* What you are asked to do
Copy the items below word for word, from the first line up to and including the line with "lead-in sentence: To".
===
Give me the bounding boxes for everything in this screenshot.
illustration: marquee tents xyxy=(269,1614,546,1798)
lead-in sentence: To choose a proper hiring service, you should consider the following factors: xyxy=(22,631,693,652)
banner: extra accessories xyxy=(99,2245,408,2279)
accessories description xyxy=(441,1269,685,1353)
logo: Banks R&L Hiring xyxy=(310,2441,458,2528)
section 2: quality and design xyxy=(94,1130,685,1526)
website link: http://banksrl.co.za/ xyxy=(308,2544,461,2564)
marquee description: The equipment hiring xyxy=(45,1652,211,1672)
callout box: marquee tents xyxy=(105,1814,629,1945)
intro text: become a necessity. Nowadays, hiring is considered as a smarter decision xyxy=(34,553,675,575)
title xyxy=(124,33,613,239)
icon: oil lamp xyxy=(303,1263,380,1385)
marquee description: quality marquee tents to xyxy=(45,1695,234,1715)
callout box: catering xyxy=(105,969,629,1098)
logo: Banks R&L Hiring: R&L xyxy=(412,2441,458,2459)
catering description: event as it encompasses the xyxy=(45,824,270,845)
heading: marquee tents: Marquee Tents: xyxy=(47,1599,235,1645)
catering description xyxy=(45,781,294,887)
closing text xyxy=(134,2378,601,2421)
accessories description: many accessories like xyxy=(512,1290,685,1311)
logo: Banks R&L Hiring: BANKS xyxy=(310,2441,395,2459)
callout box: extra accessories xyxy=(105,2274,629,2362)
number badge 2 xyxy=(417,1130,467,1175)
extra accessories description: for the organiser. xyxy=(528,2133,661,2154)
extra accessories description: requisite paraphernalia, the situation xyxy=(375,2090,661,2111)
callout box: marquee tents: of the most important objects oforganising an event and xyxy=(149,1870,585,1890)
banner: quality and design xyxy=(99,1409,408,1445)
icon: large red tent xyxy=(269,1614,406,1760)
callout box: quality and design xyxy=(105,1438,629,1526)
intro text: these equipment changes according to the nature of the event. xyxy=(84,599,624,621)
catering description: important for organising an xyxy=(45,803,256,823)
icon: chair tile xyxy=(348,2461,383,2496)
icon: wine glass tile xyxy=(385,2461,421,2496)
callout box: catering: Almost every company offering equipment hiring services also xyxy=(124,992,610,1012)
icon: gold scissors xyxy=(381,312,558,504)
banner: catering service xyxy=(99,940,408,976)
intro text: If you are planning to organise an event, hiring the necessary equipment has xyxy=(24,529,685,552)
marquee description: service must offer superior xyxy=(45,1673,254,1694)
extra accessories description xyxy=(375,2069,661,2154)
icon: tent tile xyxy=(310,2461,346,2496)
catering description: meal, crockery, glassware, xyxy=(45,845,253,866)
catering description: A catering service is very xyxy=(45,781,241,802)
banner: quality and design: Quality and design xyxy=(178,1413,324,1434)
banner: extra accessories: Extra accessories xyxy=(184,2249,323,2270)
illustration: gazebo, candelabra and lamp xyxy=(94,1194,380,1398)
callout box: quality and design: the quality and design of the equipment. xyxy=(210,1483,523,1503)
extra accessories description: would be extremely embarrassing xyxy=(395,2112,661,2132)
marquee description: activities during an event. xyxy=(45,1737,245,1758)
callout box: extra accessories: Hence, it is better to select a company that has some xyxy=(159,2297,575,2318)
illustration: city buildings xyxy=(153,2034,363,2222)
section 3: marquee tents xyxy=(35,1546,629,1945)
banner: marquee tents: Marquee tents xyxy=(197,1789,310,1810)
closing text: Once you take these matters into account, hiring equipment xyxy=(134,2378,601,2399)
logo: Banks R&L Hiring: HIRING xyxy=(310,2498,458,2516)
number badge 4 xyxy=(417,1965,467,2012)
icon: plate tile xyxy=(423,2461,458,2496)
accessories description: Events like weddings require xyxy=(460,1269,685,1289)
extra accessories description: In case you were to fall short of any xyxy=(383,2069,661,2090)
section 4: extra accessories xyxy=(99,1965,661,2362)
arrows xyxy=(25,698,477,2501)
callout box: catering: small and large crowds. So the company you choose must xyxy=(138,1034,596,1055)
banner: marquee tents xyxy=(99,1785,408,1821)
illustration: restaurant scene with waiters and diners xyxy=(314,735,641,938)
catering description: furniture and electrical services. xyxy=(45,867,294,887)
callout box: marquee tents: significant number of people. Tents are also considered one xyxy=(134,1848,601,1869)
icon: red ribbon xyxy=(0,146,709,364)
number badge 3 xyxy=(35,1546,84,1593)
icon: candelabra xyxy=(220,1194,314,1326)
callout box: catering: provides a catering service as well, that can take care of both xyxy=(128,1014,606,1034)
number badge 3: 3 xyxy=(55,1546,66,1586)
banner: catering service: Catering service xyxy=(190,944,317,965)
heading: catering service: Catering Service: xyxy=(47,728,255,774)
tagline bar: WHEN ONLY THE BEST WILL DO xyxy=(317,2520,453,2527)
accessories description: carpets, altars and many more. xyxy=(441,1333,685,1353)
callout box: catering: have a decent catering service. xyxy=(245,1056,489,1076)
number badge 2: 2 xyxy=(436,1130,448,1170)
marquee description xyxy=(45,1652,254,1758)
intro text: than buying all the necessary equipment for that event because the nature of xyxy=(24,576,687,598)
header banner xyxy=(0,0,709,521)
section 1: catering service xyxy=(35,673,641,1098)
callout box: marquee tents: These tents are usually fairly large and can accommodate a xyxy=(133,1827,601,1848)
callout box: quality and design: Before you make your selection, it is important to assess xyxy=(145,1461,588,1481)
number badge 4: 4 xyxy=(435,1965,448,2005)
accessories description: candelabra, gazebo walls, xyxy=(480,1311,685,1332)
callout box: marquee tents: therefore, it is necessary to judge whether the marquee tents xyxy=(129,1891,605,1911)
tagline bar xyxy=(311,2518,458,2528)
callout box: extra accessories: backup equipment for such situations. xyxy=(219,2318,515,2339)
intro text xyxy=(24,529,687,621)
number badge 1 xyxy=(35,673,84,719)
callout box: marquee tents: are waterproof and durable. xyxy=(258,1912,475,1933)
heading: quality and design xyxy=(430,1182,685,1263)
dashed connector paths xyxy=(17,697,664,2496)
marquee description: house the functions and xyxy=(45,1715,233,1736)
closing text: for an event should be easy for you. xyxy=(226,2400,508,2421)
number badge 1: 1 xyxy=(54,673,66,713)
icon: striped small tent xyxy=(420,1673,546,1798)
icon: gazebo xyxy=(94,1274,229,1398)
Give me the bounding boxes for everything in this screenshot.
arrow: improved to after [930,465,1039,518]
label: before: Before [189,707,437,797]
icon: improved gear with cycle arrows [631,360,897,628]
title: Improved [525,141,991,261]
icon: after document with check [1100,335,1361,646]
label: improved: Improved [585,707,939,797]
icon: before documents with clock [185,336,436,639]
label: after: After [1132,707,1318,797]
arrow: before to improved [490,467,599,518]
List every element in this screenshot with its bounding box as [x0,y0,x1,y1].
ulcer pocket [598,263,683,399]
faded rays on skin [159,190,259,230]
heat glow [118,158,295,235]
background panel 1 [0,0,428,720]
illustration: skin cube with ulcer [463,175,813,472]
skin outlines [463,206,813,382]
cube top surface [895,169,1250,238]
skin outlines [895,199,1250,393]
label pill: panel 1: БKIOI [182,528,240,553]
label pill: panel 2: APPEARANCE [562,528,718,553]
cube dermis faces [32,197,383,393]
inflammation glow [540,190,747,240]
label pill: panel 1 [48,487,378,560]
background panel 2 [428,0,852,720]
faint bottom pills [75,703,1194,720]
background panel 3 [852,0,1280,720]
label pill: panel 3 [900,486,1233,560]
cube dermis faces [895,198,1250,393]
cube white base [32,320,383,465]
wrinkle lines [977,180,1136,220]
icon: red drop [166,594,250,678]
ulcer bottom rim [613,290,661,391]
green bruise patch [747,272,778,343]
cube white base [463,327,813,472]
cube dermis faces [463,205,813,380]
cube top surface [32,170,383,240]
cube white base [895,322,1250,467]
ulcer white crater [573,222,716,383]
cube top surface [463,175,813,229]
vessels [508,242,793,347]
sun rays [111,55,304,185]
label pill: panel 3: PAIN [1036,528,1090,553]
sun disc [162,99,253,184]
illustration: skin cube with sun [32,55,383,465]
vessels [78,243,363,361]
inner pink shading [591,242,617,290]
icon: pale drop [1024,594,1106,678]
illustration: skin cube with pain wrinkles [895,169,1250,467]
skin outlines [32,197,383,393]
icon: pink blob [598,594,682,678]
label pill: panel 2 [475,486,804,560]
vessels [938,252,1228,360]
===
* Written response
Give me the bounding boxes for everything in this screenshot.
illustration: marquee tents xyxy=(269,1614,546,1798)
lead-in sentence: To choose a proper hiring service, you should consider the following factors: xyxy=(22,631,693,652)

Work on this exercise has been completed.